Dataset entries
****
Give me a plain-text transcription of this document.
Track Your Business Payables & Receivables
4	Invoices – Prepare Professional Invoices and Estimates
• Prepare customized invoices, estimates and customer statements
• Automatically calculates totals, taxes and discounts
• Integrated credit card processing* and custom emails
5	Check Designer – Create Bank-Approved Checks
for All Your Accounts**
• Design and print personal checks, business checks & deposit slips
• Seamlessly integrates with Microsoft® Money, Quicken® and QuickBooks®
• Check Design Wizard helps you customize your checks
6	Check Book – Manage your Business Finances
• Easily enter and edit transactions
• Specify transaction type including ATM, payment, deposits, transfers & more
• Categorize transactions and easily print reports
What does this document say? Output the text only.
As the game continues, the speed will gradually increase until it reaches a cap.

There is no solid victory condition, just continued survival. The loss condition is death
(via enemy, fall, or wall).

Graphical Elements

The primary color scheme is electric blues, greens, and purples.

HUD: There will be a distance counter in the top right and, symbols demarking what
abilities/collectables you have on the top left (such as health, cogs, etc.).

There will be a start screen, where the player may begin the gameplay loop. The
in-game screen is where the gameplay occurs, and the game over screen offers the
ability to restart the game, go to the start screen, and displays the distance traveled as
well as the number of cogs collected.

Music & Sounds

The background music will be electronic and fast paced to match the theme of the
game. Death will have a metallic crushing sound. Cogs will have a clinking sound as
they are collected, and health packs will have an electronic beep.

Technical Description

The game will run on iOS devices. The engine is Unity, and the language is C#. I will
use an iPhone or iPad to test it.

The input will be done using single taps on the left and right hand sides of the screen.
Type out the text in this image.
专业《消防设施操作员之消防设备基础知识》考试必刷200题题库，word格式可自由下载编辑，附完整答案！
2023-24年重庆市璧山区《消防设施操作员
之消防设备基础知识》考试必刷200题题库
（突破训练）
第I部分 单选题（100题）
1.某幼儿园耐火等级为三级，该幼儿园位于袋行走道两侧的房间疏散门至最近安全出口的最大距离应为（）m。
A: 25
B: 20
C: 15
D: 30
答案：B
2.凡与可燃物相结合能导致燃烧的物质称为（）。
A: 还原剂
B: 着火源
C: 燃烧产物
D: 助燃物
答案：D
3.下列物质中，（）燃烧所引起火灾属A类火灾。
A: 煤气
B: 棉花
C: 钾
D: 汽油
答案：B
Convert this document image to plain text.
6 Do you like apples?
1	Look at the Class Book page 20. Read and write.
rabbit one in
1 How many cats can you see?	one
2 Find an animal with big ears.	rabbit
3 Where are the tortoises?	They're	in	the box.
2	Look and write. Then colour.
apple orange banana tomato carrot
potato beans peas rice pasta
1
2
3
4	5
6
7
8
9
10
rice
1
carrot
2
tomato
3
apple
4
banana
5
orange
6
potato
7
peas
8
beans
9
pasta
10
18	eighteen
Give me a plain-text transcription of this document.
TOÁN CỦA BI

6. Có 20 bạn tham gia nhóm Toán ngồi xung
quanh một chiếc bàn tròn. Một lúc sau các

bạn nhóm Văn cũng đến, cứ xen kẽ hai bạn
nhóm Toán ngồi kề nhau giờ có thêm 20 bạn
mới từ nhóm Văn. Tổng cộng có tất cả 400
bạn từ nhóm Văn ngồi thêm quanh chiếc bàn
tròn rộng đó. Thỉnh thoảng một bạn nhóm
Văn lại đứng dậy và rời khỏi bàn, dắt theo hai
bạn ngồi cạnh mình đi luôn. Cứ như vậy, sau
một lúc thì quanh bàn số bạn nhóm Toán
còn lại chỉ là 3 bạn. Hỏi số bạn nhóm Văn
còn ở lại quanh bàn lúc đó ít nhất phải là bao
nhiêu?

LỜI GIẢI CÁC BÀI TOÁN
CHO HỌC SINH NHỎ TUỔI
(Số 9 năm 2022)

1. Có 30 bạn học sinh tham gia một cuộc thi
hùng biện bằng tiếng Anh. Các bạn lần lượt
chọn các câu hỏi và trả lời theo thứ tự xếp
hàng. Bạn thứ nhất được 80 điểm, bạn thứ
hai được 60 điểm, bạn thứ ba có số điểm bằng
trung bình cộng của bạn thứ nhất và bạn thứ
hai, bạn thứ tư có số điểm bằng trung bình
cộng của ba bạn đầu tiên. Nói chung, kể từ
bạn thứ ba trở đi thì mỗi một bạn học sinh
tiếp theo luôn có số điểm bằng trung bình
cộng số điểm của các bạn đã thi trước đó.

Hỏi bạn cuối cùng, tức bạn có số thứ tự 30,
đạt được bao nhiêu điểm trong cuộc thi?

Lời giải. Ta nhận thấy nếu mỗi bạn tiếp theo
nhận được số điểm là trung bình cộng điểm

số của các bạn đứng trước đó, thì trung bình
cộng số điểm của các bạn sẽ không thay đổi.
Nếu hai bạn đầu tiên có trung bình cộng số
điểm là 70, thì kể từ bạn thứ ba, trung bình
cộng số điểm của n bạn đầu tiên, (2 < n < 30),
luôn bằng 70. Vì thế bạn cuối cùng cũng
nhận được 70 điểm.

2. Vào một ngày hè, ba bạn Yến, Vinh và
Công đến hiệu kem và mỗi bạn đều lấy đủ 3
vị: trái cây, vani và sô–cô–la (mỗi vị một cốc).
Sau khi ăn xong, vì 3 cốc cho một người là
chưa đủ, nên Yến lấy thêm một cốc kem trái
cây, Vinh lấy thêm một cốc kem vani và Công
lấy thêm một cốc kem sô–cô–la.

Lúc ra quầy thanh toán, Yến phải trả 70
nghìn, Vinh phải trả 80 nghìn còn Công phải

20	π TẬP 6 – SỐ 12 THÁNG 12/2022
****
**TASK REQUIREMENTS:** Find every line that holds "đứng" and copy it.

**RESULT BELOW:**
Văn lại đứng dậy và rời khỏi bàn, dắt theo hai
số của các bạn đứng trước đó, thì trung bình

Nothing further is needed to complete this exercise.